[Dataset records]

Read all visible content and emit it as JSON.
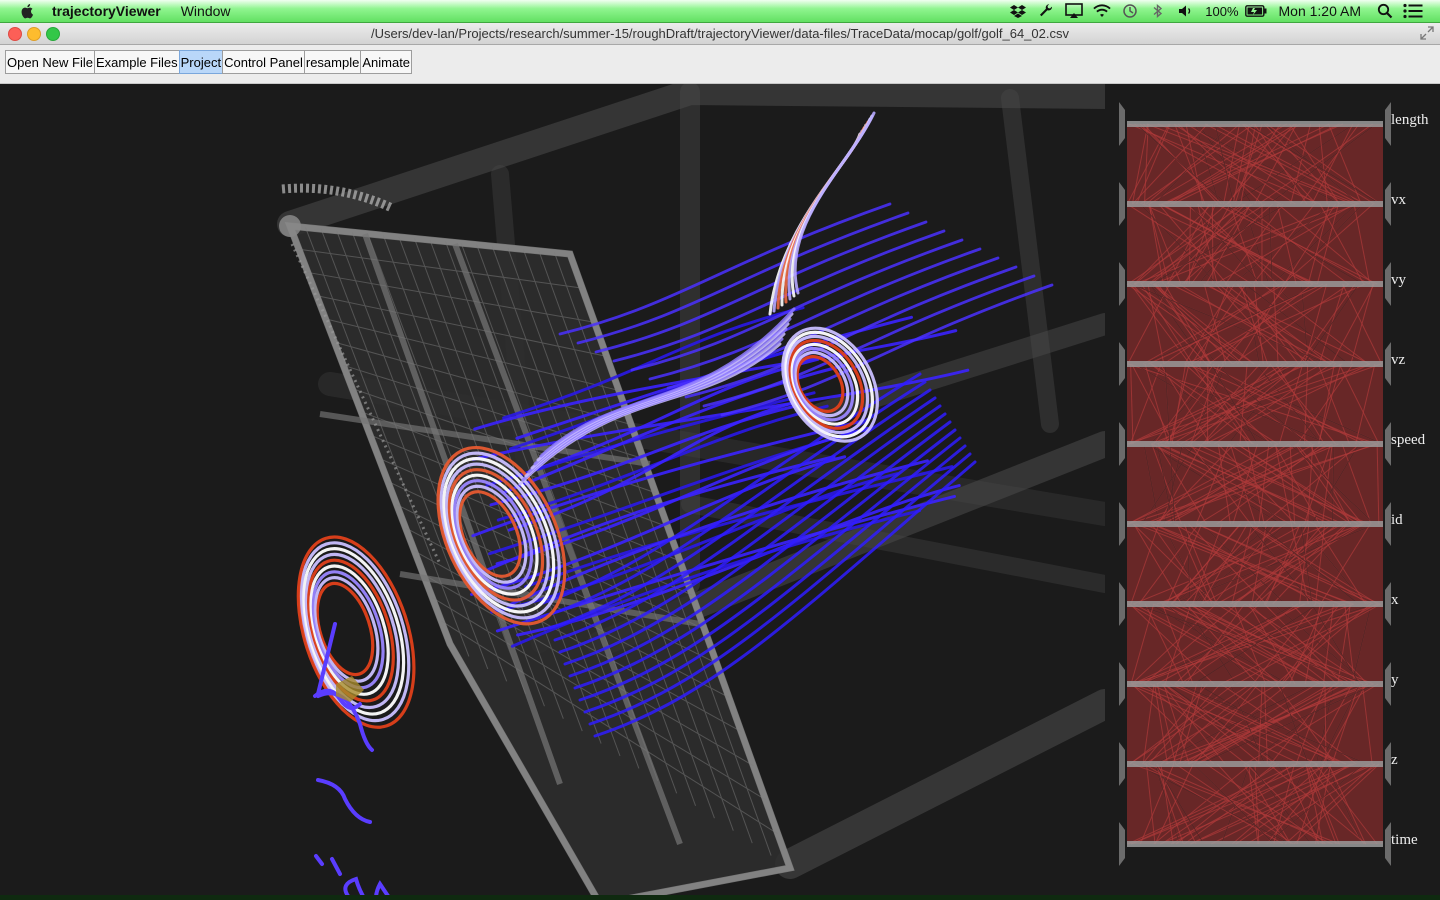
{
  "menubar": {
    "app_name": "trajectoryViewer",
    "menus": [
      "Window"
    ],
    "battery": "100%",
    "clock": "Mon 1:20 AM"
  },
  "window": {
    "title": "/Users/dev-lan/Projects/research/summer-15/roughDraft/trajectoryViewer/data-files/TraceData/mocap/golf/golf_64_02.csv"
  },
  "toolbar": {
    "buttons": [
      "Open New File",
      "Example Files",
      "Project",
      "Control Panel",
      "resample",
      "Animate"
    ],
    "active": "Project"
  },
  "parallel_coordinates": {
    "axes": [
      "length",
      "vx",
      "vy",
      "vz",
      "speed",
      "id",
      "x",
      "y",
      "z",
      "time"
    ],
    "line_color": "#a83232"
  },
  "colors": {
    "trajectory_low": "#3a1aff",
    "trajectory_mid": "#e8e2ff",
    "trajectory_high": "#e0401a",
    "background": "#1b1b1b"
  }
}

* [What you will do] Reproduce every line from the entries that holds the word "trajectoryViewer".

* [Task solution]
    "app_name": "trajectoryViewer",
    "title": "/Users/dev-lan/Projects/research/summer-15/roughDraft/trajectoryViewer/data-files/TraceData/mocap/golf/golf_64_02.csv"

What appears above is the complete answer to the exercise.